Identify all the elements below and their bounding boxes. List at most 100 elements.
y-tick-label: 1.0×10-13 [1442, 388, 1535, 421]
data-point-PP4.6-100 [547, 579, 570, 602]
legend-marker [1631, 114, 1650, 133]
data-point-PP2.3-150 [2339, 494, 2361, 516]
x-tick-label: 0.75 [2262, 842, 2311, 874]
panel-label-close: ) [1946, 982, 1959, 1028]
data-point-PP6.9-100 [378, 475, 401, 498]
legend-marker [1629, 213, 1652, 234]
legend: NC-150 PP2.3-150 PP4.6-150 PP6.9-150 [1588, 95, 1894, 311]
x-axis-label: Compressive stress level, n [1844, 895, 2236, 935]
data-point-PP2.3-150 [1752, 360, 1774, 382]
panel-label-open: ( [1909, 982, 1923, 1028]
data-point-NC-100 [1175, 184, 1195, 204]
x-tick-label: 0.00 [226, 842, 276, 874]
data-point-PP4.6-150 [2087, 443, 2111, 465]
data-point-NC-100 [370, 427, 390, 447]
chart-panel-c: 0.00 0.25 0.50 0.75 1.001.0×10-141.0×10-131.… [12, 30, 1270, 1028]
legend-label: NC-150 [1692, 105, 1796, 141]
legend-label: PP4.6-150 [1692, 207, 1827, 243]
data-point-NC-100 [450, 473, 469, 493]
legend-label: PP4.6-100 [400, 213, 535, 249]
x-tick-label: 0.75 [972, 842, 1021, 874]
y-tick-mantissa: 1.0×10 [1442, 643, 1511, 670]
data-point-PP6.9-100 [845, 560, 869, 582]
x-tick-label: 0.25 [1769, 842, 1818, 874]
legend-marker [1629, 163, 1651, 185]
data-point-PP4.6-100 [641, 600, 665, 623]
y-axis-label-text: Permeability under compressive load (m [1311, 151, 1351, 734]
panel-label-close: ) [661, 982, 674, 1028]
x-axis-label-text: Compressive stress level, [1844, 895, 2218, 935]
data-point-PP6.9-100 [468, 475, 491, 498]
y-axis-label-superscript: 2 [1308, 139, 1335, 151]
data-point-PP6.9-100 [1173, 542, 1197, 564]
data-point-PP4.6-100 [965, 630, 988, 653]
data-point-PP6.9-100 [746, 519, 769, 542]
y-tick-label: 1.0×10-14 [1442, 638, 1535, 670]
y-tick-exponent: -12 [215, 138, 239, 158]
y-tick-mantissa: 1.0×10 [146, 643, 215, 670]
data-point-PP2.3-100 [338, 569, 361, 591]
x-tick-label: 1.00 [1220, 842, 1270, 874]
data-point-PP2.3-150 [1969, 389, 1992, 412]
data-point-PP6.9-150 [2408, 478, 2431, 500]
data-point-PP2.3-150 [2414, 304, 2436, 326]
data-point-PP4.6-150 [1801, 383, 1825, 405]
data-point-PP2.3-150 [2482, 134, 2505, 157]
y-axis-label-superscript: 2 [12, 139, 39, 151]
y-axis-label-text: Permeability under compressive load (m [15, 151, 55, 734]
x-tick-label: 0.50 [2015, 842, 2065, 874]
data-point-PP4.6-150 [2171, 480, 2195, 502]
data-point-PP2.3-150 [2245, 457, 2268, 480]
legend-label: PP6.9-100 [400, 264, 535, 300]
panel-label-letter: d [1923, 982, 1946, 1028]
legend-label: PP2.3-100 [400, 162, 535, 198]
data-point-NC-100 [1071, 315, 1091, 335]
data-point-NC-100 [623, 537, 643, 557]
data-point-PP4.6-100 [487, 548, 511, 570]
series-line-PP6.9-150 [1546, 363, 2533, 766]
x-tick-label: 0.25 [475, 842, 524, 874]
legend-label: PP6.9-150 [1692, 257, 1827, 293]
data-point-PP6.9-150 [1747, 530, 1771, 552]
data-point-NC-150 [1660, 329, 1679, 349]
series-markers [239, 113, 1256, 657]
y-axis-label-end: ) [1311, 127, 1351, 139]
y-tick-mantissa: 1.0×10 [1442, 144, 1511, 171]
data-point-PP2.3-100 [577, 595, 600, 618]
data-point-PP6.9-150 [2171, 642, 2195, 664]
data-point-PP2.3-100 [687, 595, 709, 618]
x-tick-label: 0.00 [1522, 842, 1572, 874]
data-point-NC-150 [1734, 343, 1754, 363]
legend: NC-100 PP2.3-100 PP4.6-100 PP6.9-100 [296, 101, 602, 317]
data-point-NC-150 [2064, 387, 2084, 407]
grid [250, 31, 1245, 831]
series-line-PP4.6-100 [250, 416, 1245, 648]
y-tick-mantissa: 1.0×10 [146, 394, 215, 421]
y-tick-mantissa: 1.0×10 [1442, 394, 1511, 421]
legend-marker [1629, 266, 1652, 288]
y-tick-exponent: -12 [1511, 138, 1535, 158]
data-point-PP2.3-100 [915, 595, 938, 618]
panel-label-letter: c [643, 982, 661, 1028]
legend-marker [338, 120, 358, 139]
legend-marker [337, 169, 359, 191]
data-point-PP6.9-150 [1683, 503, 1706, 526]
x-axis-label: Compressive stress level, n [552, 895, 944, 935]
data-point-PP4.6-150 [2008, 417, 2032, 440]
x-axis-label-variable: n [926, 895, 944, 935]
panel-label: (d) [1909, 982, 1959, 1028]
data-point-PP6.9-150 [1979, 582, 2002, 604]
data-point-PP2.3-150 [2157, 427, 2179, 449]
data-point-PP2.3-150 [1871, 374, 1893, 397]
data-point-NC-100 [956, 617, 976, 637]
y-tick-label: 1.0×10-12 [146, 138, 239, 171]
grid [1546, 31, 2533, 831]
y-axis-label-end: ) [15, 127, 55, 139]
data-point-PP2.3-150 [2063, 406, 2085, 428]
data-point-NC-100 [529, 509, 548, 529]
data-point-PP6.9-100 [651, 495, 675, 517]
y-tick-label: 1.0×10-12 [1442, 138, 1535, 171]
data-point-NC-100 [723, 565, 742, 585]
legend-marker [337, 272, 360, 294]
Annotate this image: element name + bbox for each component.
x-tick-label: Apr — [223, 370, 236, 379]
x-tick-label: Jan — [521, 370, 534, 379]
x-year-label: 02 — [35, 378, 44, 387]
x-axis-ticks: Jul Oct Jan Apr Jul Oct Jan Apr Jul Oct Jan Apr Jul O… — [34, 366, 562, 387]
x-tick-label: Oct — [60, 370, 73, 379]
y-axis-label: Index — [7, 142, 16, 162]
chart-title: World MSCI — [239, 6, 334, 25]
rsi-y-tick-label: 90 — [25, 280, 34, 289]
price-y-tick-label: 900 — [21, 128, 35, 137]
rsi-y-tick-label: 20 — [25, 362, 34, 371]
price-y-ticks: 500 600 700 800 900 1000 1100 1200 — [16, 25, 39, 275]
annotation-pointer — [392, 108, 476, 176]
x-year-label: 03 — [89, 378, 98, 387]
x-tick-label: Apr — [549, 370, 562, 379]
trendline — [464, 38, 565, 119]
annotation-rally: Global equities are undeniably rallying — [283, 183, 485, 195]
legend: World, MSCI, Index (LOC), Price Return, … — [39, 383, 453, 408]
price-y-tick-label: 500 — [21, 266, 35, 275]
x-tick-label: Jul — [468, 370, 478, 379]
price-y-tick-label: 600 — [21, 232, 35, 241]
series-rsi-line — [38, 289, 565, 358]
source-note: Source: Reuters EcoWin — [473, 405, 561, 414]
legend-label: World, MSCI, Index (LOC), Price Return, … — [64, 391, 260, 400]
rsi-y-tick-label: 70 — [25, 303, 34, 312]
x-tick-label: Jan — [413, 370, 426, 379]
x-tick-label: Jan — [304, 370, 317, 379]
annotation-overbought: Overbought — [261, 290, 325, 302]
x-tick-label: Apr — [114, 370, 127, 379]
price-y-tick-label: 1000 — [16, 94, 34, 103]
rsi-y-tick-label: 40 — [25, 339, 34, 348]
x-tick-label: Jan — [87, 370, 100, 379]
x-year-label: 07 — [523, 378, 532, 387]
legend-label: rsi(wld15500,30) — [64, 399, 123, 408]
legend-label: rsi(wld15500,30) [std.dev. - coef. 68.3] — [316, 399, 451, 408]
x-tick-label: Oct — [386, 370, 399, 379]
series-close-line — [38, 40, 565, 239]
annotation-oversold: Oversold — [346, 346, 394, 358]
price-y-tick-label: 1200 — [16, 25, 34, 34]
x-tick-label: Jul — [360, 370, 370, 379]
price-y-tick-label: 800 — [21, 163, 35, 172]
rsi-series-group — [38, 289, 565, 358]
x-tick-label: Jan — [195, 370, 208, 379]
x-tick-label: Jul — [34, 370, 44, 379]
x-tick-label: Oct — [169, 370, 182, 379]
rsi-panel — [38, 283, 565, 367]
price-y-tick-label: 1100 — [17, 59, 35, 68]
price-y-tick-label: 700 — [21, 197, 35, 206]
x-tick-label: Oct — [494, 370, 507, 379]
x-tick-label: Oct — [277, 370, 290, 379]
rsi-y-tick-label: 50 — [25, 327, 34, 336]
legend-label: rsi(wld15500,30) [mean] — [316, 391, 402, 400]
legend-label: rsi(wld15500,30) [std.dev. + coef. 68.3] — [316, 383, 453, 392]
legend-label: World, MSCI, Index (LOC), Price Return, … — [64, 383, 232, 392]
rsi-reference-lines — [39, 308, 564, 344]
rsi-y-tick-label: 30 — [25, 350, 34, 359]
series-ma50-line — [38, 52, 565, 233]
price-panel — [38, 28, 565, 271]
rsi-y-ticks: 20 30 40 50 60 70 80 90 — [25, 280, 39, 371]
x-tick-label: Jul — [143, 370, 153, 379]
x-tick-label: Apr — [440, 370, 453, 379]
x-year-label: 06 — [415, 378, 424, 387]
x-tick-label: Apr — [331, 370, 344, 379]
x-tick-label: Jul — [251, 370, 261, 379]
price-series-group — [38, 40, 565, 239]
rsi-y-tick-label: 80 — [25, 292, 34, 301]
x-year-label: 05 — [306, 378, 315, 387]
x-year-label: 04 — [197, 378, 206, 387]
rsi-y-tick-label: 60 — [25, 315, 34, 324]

※

Stated task :: Rewrite the records from their first line up to and including the line with "data-point-NC-100 [370, 427, 390, 447]", changing "legend-marker" to "legend-swatch" and leaving all else untouched. Give only those lines.

Problem solution ::
Identify all the elements below and their bounding boxes. List at most 100 elements.
y-tick-label: 1.0×10-13 [1442, 388, 1535, 421]
data-point-PP4.6-100 [547, 579, 570, 602]
legend-swatch [1631, 114, 1650, 133]
data-point-PP2.3-150 [2339, 494, 2361, 516]
x-tick-label: 0.75 [2262, 842, 2311, 874]
panel-label-close: ) [1946, 982, 1959, 1028]
data-point-PP6.9-100 [378, 475, 401, 498]
legend-swatch [1629, 213, 1652, 234]
legend: NC-150 PP2.3-150 PP4.6-150 PP6.9-150 [1588, 95, 1894, 311]
x-axis-label: Compressive stress level, n [1844, 895, 2236, 935]
data-point-PP2.3-150 [1752, 360, 1774, 382]
panel-label-open: ( [1909, 982, 1923, 1028]
data-point-NC-100 [1175, 184, 1195, 204]
x-tick-label: 0.00 [226, 842, 276, 874]
data-point-PP4.6-150 [2087, 443, 2111, 465]
data-point-NC-100 [370, 427, 390, 447]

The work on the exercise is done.